Instructions for the task: Extract the entries in their exact form.

Entries provided:

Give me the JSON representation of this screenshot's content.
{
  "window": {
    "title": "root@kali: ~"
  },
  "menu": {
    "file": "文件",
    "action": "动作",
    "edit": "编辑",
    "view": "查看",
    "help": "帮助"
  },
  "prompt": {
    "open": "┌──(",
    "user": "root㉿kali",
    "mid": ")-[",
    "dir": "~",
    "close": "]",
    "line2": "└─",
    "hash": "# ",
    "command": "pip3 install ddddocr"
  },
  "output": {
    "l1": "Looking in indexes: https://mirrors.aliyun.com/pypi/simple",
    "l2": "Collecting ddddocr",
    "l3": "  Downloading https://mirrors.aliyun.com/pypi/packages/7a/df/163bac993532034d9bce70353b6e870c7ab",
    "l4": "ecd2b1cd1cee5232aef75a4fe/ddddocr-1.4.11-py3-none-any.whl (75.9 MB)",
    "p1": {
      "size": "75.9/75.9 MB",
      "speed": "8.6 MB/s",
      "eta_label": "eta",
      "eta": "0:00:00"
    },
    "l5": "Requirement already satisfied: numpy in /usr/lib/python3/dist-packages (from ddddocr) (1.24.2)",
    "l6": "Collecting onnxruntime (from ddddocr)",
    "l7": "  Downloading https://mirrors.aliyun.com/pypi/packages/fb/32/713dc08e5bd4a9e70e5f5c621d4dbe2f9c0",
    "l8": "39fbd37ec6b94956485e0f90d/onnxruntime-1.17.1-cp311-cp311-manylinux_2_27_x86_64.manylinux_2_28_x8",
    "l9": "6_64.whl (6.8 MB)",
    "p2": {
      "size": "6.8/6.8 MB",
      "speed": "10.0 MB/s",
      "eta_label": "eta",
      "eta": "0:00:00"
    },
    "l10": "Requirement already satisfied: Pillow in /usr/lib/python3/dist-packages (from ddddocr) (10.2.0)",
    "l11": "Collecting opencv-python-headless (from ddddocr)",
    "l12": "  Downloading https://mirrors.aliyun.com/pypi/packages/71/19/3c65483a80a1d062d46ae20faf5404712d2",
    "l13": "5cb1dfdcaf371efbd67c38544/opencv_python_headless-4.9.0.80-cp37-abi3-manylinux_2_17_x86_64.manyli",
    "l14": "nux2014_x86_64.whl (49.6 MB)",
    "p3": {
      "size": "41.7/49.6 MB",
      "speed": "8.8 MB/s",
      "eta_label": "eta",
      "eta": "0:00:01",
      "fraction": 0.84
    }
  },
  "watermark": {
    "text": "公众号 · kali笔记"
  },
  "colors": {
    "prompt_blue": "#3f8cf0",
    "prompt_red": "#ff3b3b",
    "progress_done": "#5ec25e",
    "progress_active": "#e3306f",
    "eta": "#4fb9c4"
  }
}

Answer to the task:
Give me the JSON representation of this screenshot's content.
{
  "window": {
    "title": "root@kali: ~"
  },
  "menu": {
    "file": "文件",
    "action": "动作",
    "edit": "编辑",
    "view": "查看",
    "help": "帮助"
  },
  "prompt": {
    "open": "┌──(",
    "user": "root㉿kali",
    "mid": ")-[",
    "dir": "~",
    "close": "]",
    "line2": "└─",
    "hash": "# ",
    "command": "pip3 install ddddocr"
  },
  "output": {
    "l1": "Looking in indexes: https://mirrors.aliyun.com/pypi/simple",
    "l2": "Collecting ddddocr",
    "l3": "  Downloading https://mirrors.aliyun.com/pypi/packages/7a/df/163bac993532034d9bce70353b6e870c7ab",
    "l4": "ecd2b1cd1cee5232aef75a4fe/ddddocr-1.4.11-py3-none-any.whl (75.9 MB)",
    "p1": {
      "size": "75.9/75.9 MB",
      "speed": "8.6 MB/s",
      "eta_label": "eta",
      "eta": "0:00:00"
    },
    "l5": "Requirement already satisfied: numpy in /usr/lib/python3/dist-packages (from ddddocr) (1.24.2)",
    "l6": "Collecting onnxruntime (from ddddocr)",
    "l7": "  Downloading https://mirrors.aliyun.com/pypi/packages/fb/32/713dc08e5bd4a9e70e5f5c621d4dbe2f9c0",
    "l8": "39fbd37ec6b94956485e0f90d/onnxruntime-1.17.1-cp311-cp311-manylinux_2_27_x86_64.manylinux_2_28_x8",
    "l9": "6_64.whl (6.8 MB)",
    "p2": {
      "size": "6.8/6.8 MB",
      "speed": "10.0 MB/s",
      "eta_label": "eta",
      "eta": "0:00:00"
    },
    "l10": "Requirement already satisfied: Pillow in /usr/lib/python3/dist-packages (from ddddocr) (10.2.0)",
    "l11": "Collecting opencv-python-headless (from ddddocr)",
    "l12": "  Downloading https://mirrors.aliyun.com/pypi/packages/71/19/3c65483a80a1d062d46ae20faf5404712d2",
    "l13": "5cb1dfdcaf371efbd67c38544/opencv_python_headless-4.9.0.80-cp37-abi3-manylinux_2_17_x86_64.manyli",
    "l14": "nux2014_x86_64.whl (49.6 MB)",
    "p3": {
      "size": "41.7/49.6 MB",
      "speed": "8.8 MB/s",
      "eta_label": "eta",
      "eta": "0:00:01",
      "fraction": 0.84
    }
  },
  "watermark": {
    "text": "公众号 · kali笔记"
  },
  "colors": {
    "prompt_blue": "#3f8cf0",
    "prompt_red": "#ff3b3b",
    "progress_done": "#5ec25e",
    "progress_active": "#e3306f",
    "eta": "#4fb9c4"
  }
}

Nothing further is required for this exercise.